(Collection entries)
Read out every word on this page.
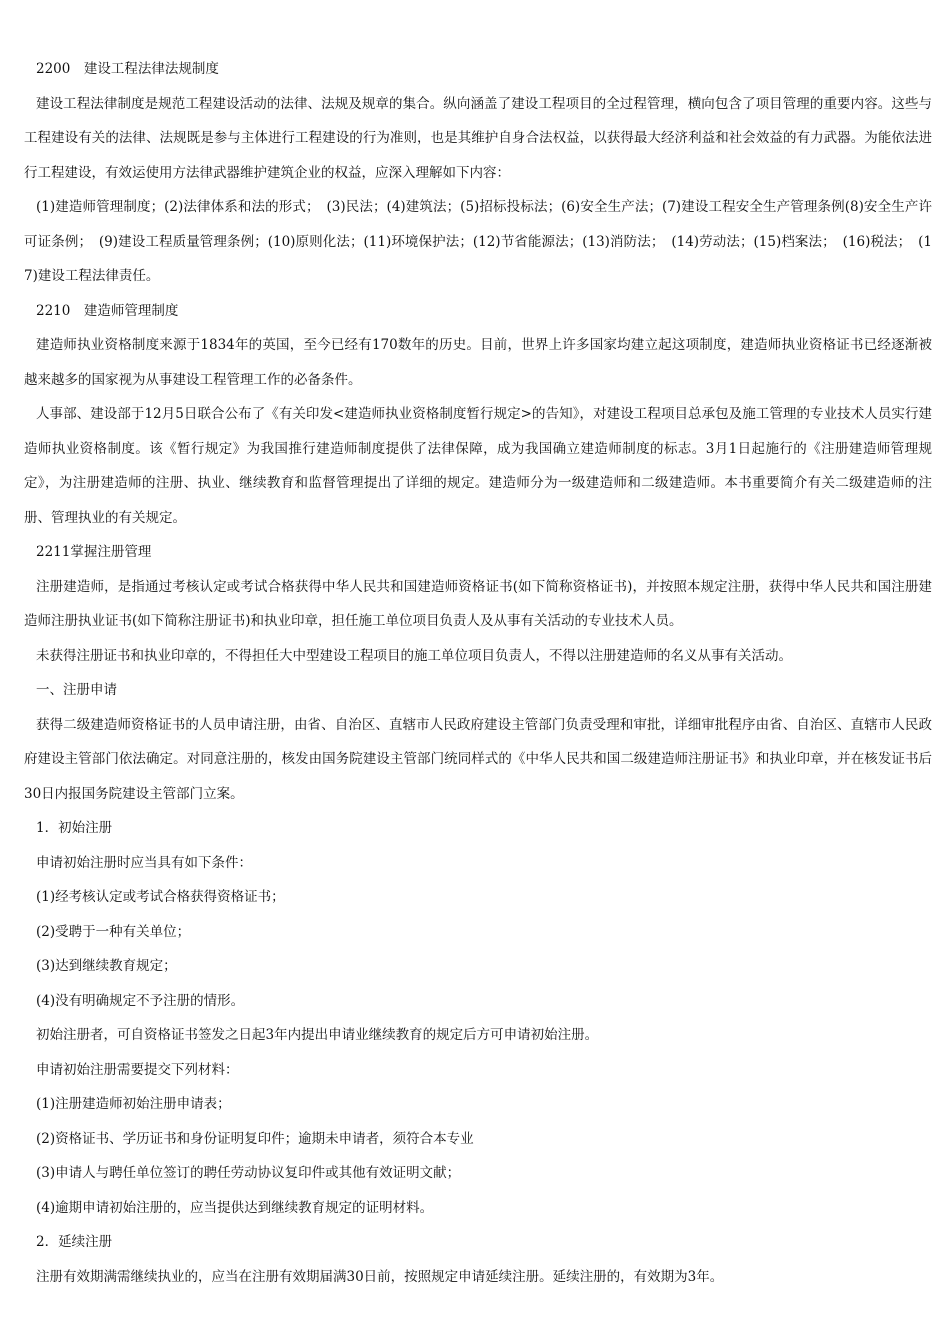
2200　建设工程法律法规制度

建设工程法律制度是规范工程建设活动的法律、法规及规章的集合。纵向涵盖了建设工程项目的全过程管理，横向包含了项目管理的重要内容。这些与工程建设有关的法律、法规既是参与主体进行工程建设的行为准则，也是其维护自身合法权益，以获得最大经济利益和社会效益的有力武器。为能依法进行工程建设，有效运使用方法律武器维护建筑企业的权益，应深入理解如下内容：

(1)建造师管理制度；(2)法律体系和法的形式；　(3)民法；(4)建筑法；(5)招标投标法；(6)安全生产法；(7)建设工程安全生产管理条例(8)安全生产许可证条例；　(9)建设工程质量管理条例；(10)原则化法；(11)环境保护法；(12)节省能源法；(13)消防法；　(14)劳动法；(15)档案法；　(16)税法；　(17)建设工程法律责任。

2210　建造师管理制度

建造师执业资格制度来源于1834年的英国，至今已经有170数年的历史。目前，世界上许多国家均建立起这项制度，建造师执业资格证书已经逐渐被越来越多的国家视为从事建设工程管理工作的必备条件。

人事部、建设部于12月5日联合公布了《有关印发<建造师执业资格制度暂行规定>的告知》，对建设工程项目总承包及施工管理的专业技术人员实行建造师执业资格制度。该《暂行规定》为我国推行建造师制度提供了法律保障，成为我国确立建造师制度的标志。3月1日起施行的《注册建造师管理规定》，为注册建造师的注册、执业、继续教育和监督管理提出了详细的规定。建造师分为一级建造师和二级建造师。本书重要简介有关二级建造师的注册、管理执业的有关规定。

2211掌握注册管理

注册建造师，是指通过考核认定或考试合格获得中华人民共和国建造师资格证书(如下简称资格证书)，并按照本规定注册，获得中华人民共和国注册建造师注册执业证书(如下简称注册证书)和执业印章，担任施工单位项目负责人及从事有关活动的专业技术人员。

未获得注册证书和执业印章的，不得担任大中型建设工程项目的施工单位项目负责人，不得以注册建造师的名义从事有关活动。

一、注册申请

获得二级建造师资格证书的人员申请注册，由省、自治区、直辖市人民政府建设主管部门负责受理和审批，详细审批程序由省、自治区、直辖市人民政府建设主管部门依法确定。对同意注册的，核发由国务院建设主管部门统同样式的《中华人民共和国二级建造师注册证书》和执业印章，并在核发证书后30日内报国务院建设主管部门立案。

1．初始注册

申请初始注册时应当具有如下条件：

(1)经考核认定或考试合格获得资格证书；

(2)受聘于一种有关单位；

(3)达到继续教育规定；

(4)没有明确规定不予注册的情形。

初始注册者，可自资格证书签发之日起3年内提出申请业继续教育的规定后方可申请初始注册。

申请初始注册需要提交下列材料：

(1)注册建造师初始注册申请表；

(2)资格证书、学历证书和身份证明复印件；逾期未申请者，须符合本专业

(3)申请人与聘任单位签订的聘任劳动协议复印件或其他有效证明文献；

(4)逾期申请初始注册的，应当提供达到继续教育规定的证明材料。

2．延续注册

注册有效期满需继续执业的，应当在注册有效期届满30日前，按照规定申请延续注册。延续注册的，有效期为3年。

▶ _Objective_
Copy the records word for word, leaving no picture in the copy.

▶ _Exercise response_
Read out every word on this page.
2200　建设工程法律法规制度

建设工程法律制度是规范工程建设活动的法律、法规及规章的集合。纵向涵盖了建设工程项目的全过程管理，横向包含了项目管理的重要内容。这些与工程建设有关的法律、法规既是参与主体进行工程建设的行为准则，也是其维护自身合法权益，以获得最大经济利益和社会效益的有力武器。为能依法进行工程建设，有效运使用方法律武器维护建筑企业的权益，应深入理解如下内容：

(1)建造师管理制度；(2)法律体系和法的形式；　(3)民法；(4)建筑法；(5)招标投标法；(6)安全生产法；(7)建设工程安全生产管理条例(8)安全生产许可证条例；　(9)建设工程质量管理条例；(10)原则化法；(11)环境保护法；(12)节省能源法；(13)消防法；　(14)劳动法；(15)档案法；　(16)税法；　(17)建设工程法律责任。

2210　建造师管理制度

建造师执业资格制度来源于1834年的英国，至今已经有170数年的历史。目前，世界上许多国家均建立起这项制度，建造师执业资格证书已经逐渐被越来越多的国家视为从事建设工程管理工作的必备条件。

人事部、建设部于12月5日联合公布了《有关印发<建造师执业资格制度暂行规定>的告知》，对建设工程项目总承包及施工管理的专业技术人员实行建造师执业资格制度。该《暂行规定》为我国推行建造师制度提供了法律保障，成为我国确立建造师制度的标志。3月1日起施行的《注册建造师管理规定》，为注册建造师的注册、执业、继续教育和监督管理提出了详细的规定。建造师分为一级建造师和二级建造师。本书重要简介有关二级建造师的注册、管理执业的有关规定。

2211掌握注册管理

注册建造师，是指通过考核认定或考试合格获得中华人民共和国建造师资格证书(如下简称资格证书)，并按照本规定注册，获得中华人民共和国注册建造师注册执业证书(如下简称注册证书)和执业印章，担任施工单位项目负责人及从事有关活动的专业技术人员。

未获得注册证书和执业印章的，不得担任大中型建设工程项目的施工单位项目负责人，不得以注册建造师的名义从事有关活动。

一、注册申请

获得二级建造师资格证书的人员申请注册，由省、自治区、直辖市人民政府建设主管部门负责受理和审批，详细审批程序由省、自治区、直辖市人民政府建设主管部门依法确定。对同意注册的，核发由国务院建设主管部门统同样式的《中华人民共和国二级建造师注册证书》和执业印章，并在核发证书后30日内报国务院建设主管部门立案。

1．初始注册

申请初始注册时应当具有如下条件：

(1)经考核认定或考试合格获得资格证书；

(2)受聘于一种有关单位；

(3)达到继续教育规定；

(4)没有明确规定不予注册的情形。

初始注册者，可自资格证书签发之日起3年内提出申请业继续教育的规定后方可申请初始注册。

申请初始注册需要提交下列材料：

(1)注册建造师初始注册申请表；

(2)资格证书、学历证书和身份证明复印件；逾期未申请者，须符合本专业

(3)申请人与聘任单位签订的聘任劳动协议复印件或其他有效证明文献；

(4)逾期申请初始注册的，应当提供达到继续教育规定的证明材料。

2．延续注册

注册有效期满需继续执业的，应当在注册有效期届满30日前，按照规定申请延续注册。延续注册的，有效期为3年。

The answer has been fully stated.